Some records
☆ ☆ ☆ ☆

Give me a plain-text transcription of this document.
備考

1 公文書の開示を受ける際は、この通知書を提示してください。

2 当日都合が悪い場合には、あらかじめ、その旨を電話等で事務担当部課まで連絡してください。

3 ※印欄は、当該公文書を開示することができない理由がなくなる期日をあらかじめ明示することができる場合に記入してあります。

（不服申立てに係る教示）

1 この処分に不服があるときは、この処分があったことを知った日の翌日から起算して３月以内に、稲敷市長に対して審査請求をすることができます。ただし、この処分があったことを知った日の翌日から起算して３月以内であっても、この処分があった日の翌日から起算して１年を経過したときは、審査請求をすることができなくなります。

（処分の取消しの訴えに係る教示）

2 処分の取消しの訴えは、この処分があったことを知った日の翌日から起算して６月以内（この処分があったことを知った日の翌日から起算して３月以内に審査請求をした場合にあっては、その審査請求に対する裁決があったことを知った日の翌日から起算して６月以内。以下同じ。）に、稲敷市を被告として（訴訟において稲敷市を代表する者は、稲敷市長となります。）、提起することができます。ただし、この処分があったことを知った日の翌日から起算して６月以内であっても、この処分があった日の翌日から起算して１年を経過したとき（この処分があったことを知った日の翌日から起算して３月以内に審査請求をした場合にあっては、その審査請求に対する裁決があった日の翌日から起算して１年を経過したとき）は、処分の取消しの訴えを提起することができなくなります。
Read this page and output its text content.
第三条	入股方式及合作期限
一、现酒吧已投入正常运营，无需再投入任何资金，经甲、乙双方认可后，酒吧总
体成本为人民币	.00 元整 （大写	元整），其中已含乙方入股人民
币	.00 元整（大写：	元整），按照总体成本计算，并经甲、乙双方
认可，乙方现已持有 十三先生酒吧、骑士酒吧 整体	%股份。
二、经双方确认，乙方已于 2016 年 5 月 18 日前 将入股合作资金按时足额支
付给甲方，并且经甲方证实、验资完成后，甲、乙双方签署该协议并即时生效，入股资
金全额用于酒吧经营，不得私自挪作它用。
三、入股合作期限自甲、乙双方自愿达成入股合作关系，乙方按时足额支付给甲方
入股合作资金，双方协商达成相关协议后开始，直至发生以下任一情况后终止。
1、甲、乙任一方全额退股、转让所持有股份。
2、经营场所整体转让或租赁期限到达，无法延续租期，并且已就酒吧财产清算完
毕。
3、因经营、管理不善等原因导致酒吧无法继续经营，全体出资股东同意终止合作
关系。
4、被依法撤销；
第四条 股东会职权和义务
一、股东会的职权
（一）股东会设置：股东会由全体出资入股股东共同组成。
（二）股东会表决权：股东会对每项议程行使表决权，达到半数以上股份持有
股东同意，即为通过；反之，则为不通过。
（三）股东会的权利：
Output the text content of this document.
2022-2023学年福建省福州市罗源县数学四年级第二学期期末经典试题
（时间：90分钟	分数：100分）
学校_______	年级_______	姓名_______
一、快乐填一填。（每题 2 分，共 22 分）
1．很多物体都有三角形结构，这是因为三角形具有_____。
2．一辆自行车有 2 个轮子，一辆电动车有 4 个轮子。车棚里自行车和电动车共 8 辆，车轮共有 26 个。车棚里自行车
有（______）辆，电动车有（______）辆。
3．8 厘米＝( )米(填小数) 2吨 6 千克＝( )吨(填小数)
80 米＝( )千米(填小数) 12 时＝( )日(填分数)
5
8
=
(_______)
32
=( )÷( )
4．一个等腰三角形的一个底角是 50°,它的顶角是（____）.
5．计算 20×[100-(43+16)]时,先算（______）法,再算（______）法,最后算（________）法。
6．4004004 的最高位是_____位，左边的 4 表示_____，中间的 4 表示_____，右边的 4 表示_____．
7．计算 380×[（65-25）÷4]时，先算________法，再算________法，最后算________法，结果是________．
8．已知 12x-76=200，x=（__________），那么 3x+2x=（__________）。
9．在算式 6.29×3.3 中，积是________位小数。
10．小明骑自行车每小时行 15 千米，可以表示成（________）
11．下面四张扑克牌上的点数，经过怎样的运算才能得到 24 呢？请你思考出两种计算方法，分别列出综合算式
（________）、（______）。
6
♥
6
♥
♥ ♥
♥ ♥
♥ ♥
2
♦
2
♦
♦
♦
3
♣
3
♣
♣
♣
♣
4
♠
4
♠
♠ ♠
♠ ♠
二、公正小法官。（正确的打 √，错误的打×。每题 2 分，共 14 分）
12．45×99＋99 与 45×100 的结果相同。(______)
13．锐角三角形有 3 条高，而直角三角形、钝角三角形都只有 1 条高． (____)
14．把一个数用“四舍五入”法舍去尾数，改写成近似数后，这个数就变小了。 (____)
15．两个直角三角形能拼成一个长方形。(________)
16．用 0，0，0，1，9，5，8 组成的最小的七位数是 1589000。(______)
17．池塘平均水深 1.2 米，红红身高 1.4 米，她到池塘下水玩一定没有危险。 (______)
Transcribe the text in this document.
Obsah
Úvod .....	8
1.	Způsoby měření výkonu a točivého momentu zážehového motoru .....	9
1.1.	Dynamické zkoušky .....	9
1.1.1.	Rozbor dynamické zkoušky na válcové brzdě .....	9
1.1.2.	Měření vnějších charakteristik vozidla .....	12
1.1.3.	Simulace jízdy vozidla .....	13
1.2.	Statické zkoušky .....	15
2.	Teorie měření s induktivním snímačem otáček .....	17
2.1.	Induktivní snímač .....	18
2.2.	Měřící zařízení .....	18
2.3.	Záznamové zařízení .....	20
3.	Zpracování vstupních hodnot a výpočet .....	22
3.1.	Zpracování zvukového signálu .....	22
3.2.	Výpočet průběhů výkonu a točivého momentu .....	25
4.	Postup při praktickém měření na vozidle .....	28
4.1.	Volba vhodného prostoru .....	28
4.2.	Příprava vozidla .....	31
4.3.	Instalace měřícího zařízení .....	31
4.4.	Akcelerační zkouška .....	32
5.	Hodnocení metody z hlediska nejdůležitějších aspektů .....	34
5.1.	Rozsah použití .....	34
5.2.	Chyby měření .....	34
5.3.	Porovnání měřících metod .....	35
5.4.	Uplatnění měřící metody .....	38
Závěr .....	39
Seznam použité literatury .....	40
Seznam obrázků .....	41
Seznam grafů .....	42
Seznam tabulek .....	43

☆ ☆ ☆ ☆

Written exercise:
Write out every line of the entries that holds the word "metody".

Response to the task:
5.	Hodnocení metody z hlediska nejdůležitějších aspektů .....	34
5.4.	Uplatnění měřící metody .....	38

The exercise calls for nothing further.